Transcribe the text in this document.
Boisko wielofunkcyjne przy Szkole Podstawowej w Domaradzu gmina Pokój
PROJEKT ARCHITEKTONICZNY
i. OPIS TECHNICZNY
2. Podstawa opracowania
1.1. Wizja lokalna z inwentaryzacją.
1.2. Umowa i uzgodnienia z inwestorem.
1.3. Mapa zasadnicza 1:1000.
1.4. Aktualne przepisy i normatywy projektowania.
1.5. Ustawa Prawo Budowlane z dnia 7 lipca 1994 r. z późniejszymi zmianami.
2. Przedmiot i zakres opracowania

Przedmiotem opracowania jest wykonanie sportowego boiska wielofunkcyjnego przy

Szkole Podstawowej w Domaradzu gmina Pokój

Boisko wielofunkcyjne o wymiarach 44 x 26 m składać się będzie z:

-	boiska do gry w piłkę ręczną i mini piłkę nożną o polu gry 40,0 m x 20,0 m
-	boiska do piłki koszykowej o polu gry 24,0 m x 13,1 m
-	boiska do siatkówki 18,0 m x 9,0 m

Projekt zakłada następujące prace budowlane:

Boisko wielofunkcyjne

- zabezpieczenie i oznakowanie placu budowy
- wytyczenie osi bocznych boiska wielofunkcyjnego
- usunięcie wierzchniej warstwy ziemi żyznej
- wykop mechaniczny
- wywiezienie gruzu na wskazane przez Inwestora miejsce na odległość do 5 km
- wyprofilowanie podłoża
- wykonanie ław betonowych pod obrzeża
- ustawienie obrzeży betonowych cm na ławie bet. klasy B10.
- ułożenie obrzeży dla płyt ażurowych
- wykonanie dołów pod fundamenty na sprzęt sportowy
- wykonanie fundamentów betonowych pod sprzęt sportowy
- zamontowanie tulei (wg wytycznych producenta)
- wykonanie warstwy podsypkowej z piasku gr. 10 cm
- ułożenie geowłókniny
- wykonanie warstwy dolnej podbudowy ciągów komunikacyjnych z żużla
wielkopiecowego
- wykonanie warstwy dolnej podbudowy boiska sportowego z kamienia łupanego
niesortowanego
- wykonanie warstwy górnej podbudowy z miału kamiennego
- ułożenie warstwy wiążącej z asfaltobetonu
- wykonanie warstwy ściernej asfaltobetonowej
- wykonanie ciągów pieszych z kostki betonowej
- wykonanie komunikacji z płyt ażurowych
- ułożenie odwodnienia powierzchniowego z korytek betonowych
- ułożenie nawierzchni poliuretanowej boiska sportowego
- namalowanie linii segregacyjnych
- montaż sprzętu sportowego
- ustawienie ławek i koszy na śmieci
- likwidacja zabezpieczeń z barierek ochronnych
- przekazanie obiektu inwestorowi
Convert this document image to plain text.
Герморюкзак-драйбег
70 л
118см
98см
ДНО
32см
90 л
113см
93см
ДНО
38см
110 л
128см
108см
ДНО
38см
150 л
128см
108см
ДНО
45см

•••

## What needs to be done
Retype the records that precede this task, keeping them exactly the same.

## Exercise solution
Transcribe the text in this document.
Boisko wielofunkcyjne przy Szkole Podstawowej w Domaradzu gmina Pokój
PROJEKT ARCHITEKTONICZNY
i. OPIS TECHNICZNY
2. Podstawa opracowania
1.1. Wizja lokalna z inwentaryzacją.
1.2. Umowa i uzgodnienia z inwestorem.
1.3. Mapa zasadnicza 1:1000.
1.4. Aktualne przepisy i normatywy projektowania.
1.5. Ustawa Prawo Budowlane z dnia 7 lipca 1994 r. z późniejszymi zmianami.
2. Przedmiot i zakres opracowania

Przedmiotem opracowania jest wykonanie sportowego boiska wielofunkcyjnego przy

Szkole Podstawowej w Domaradzu gmina Pokój

Boisko wielofunkcyjne o wymiarach 44 x 26 m składać się będzie z:

-	boiska do gry w piłkę ręczną i mini piłkę nożną o polu gry 40,0 m x 20,0 m
-	boiska do piłki koszykowej o polu gry 24,0 m x 13,1 m
-	boiska do siatkówki 18,0 m x 9,0 m

Projekt zakłada następujące prace budowlane:

Boisko wielofunkcyjne

- zabezpieczenie i oznakowanie placu budowy
- wytyczenie osi bocznych boiska wielofunkcyjnego
- usunięcie wierzchniej warstwy ziemi żyznej
- wykop mechaniczny
- wywiezienie gruzu na wskazane przez Inwestora miejsce na odległość do 5 km
- wyprofilowanie podłoża
- wykonanie ław betonowych pod obrzeża
- ustawienie obrzeży betonowych cm na ławie bet. klasy B10.
- ułożenie obrzeży dla płyt ażurowych
- wykonanie dołów pod fundamenty na sprzęt sportowy
- wykonanie fundamentów betonowych pod sprzęt sportowy
- zamontowanie tulei (wg wytycznych producenta)
- wykonanie warstwy podsypkowej z piasku gr. 10 cm
- ułożenie geowłókniny
- wykonanie warstwy dolnej podbudowy ciągów komunikacyjnych z żużla
wielkopiecowego
- wykonanie warstwy dolnej podbudowy boiska sportowego z kamienia łupanego
niesortowanego
- wykonanie warstwy górnej podbudowy z miału kamiennego
- ułożenie warstwy wiążącej z asfaltobetonu
- wykonanie warstwy ściernej asfaltobetonowej
- wykonanie ciągów pieszych z kostki betonowej
- wykonanie komunikacji z płyt ażurowych
- ułożenie odwodnienia powierzchniowego z korytek betonowych
- ułożenie nawierzchni poliuretanowej boiska sportowego
- namalowanie linii segregacyjnych
- montaż sprzętu sportowego
- ustawienie ławek i koszy na śmieci
- likwidacja zabezpieczeń z barierek ochronnych
- przekazanie obiektu inwestorowi
Convert this document image to plain text.
Герморюкзак-драйбег
70 л
118см
98см
ДНО
32см
90 л
113см
93см
ДНО
38см
110 л
128см
108см
ДНО
38см
150 л
128см
108см
ДНО
45см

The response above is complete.